Items from a data source
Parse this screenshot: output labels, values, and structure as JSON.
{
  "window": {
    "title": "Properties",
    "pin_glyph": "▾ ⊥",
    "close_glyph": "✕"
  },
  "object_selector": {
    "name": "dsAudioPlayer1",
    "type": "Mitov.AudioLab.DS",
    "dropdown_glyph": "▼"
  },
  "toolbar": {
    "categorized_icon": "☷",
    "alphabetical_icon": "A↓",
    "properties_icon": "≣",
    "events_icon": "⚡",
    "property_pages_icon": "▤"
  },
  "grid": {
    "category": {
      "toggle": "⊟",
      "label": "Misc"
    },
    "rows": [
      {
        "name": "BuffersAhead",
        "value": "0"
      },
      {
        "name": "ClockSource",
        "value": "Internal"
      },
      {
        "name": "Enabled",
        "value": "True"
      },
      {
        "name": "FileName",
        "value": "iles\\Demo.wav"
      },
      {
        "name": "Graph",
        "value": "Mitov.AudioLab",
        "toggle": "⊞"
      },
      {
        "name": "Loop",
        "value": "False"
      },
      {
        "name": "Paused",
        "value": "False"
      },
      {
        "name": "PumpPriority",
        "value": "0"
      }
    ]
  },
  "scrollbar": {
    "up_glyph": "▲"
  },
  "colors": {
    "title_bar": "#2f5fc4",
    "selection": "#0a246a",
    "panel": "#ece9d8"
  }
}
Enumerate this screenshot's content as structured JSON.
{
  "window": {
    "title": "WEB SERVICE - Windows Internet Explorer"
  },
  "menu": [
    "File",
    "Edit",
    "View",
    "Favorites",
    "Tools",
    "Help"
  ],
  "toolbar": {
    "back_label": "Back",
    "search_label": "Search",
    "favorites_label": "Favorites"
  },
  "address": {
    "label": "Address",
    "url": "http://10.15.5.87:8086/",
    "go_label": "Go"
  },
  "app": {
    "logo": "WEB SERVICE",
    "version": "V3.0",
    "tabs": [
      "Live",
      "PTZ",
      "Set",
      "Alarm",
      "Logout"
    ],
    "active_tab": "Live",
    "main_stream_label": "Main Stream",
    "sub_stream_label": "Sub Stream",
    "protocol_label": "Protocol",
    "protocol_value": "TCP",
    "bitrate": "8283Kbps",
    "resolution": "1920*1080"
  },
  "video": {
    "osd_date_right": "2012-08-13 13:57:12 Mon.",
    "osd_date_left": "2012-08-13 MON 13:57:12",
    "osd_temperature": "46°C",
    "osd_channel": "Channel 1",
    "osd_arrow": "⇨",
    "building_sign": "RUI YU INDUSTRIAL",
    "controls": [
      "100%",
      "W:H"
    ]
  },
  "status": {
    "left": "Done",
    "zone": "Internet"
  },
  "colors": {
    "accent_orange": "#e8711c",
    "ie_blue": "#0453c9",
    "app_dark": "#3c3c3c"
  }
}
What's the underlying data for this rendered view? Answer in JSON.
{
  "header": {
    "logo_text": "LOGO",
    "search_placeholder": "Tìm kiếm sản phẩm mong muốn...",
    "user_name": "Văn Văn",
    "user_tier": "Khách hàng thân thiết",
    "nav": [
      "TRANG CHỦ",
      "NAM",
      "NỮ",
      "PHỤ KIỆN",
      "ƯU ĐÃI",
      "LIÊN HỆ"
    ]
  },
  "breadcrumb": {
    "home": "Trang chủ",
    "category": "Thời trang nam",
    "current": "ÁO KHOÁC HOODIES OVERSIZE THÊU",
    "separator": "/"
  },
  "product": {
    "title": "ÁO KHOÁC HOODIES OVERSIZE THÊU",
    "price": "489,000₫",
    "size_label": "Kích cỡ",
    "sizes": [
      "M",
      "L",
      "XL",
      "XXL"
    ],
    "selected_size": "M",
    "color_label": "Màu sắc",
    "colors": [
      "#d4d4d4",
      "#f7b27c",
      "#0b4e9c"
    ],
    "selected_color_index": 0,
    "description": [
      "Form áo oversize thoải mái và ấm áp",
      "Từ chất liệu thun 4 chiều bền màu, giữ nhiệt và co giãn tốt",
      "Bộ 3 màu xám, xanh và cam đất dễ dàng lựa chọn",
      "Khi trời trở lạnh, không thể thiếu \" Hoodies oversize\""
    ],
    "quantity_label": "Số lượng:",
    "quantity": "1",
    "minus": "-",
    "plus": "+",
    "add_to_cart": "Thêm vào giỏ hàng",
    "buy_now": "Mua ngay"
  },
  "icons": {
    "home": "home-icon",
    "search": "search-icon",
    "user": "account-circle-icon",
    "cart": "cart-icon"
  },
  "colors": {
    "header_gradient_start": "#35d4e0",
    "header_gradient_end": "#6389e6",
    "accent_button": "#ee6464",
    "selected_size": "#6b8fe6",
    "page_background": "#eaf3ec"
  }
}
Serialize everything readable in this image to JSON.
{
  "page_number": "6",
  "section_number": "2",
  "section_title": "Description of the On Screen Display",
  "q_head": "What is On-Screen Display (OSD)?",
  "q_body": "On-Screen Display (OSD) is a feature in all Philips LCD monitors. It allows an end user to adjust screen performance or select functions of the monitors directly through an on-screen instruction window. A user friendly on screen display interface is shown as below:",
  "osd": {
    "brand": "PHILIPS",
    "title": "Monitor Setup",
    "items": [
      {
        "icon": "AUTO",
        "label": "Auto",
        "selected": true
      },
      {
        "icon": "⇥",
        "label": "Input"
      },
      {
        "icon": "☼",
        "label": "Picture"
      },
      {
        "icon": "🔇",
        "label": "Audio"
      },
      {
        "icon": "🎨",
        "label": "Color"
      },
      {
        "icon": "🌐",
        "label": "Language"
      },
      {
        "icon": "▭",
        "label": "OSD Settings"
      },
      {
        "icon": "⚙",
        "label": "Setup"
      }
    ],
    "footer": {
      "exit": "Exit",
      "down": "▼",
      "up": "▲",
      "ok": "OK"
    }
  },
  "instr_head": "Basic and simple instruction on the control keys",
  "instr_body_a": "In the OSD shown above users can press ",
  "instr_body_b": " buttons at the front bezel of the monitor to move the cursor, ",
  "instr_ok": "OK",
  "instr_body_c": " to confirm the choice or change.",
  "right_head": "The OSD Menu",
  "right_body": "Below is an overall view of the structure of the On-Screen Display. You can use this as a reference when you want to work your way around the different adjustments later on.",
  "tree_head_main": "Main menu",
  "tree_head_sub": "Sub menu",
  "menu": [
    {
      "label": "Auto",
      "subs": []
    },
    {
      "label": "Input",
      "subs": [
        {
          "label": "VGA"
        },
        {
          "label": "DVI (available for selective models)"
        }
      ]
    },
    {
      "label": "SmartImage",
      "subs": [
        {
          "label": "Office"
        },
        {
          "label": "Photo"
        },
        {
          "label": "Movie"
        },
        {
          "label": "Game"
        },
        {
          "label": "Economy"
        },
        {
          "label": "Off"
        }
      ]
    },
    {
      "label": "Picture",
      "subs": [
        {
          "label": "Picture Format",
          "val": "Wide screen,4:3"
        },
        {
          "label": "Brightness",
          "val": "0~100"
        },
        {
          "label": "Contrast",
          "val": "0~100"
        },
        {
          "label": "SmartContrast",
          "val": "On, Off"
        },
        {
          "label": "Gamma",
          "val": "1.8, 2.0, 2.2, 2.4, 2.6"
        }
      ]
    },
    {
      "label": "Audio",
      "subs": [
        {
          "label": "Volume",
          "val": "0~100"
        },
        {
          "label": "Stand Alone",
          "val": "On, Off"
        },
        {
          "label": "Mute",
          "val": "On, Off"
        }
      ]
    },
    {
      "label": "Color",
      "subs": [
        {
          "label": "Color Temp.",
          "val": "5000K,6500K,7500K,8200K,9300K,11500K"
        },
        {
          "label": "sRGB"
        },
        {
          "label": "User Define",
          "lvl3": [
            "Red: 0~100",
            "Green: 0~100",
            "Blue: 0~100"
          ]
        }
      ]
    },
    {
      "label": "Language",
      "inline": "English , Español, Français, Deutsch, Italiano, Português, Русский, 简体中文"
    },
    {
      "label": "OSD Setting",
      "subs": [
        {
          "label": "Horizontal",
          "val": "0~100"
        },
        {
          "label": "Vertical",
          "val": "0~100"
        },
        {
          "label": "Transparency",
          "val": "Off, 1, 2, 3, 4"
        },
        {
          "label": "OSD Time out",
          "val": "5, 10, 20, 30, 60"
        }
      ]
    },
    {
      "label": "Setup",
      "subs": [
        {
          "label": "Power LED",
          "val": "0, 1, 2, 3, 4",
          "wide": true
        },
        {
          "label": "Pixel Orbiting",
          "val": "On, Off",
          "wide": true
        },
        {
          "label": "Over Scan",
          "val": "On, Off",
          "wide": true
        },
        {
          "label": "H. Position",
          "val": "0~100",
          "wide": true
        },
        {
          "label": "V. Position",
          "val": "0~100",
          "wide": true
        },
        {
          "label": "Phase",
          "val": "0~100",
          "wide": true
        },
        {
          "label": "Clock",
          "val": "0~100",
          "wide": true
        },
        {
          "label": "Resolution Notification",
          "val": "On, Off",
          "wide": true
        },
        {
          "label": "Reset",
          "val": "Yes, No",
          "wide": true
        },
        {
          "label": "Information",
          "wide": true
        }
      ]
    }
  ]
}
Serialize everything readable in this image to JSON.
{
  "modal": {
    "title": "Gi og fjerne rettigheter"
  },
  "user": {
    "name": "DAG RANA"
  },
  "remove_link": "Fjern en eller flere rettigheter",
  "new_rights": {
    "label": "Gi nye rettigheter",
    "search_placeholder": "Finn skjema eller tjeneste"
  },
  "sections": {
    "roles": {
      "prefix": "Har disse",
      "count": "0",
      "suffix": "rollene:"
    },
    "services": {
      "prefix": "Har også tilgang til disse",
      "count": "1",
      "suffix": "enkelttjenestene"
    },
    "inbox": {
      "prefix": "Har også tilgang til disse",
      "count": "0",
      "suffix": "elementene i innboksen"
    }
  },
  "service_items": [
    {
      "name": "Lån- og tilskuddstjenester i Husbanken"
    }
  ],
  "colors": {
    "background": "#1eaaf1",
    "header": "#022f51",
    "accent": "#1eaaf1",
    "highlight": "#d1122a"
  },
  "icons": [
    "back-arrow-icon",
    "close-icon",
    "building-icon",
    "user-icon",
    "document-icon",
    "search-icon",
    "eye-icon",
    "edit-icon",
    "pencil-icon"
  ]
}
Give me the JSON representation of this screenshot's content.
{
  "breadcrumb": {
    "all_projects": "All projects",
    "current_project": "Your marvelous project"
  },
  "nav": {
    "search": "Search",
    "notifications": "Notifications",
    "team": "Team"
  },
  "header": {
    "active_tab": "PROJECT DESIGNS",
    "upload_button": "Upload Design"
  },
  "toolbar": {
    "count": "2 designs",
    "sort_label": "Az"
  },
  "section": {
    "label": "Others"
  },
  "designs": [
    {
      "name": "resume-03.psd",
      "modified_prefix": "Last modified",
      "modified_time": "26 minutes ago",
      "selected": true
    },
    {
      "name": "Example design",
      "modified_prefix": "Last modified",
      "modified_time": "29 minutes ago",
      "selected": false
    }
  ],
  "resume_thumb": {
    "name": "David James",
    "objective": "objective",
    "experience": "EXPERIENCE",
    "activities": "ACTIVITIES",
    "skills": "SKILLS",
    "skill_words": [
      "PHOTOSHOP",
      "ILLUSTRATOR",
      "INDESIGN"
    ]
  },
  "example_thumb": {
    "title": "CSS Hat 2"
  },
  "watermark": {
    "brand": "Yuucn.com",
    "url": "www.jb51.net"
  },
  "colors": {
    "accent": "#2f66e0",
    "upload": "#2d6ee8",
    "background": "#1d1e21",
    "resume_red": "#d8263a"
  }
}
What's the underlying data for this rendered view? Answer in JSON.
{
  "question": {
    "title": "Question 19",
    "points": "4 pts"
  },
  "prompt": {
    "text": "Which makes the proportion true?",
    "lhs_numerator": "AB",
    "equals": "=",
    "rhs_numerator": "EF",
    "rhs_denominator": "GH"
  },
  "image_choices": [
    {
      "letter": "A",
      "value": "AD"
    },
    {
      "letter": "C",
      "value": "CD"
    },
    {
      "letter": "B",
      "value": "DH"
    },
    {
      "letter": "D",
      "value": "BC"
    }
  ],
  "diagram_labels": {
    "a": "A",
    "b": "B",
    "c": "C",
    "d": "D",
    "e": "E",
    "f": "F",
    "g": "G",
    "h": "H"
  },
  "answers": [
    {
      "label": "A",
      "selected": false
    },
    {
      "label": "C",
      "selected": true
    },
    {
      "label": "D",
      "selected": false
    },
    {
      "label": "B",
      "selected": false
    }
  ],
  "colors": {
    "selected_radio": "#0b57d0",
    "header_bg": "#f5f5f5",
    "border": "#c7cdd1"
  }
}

THE TASK: Determine how many lines in the listing above hold the word "eller", answering with the number only.

EXPECTED ANSWER: 2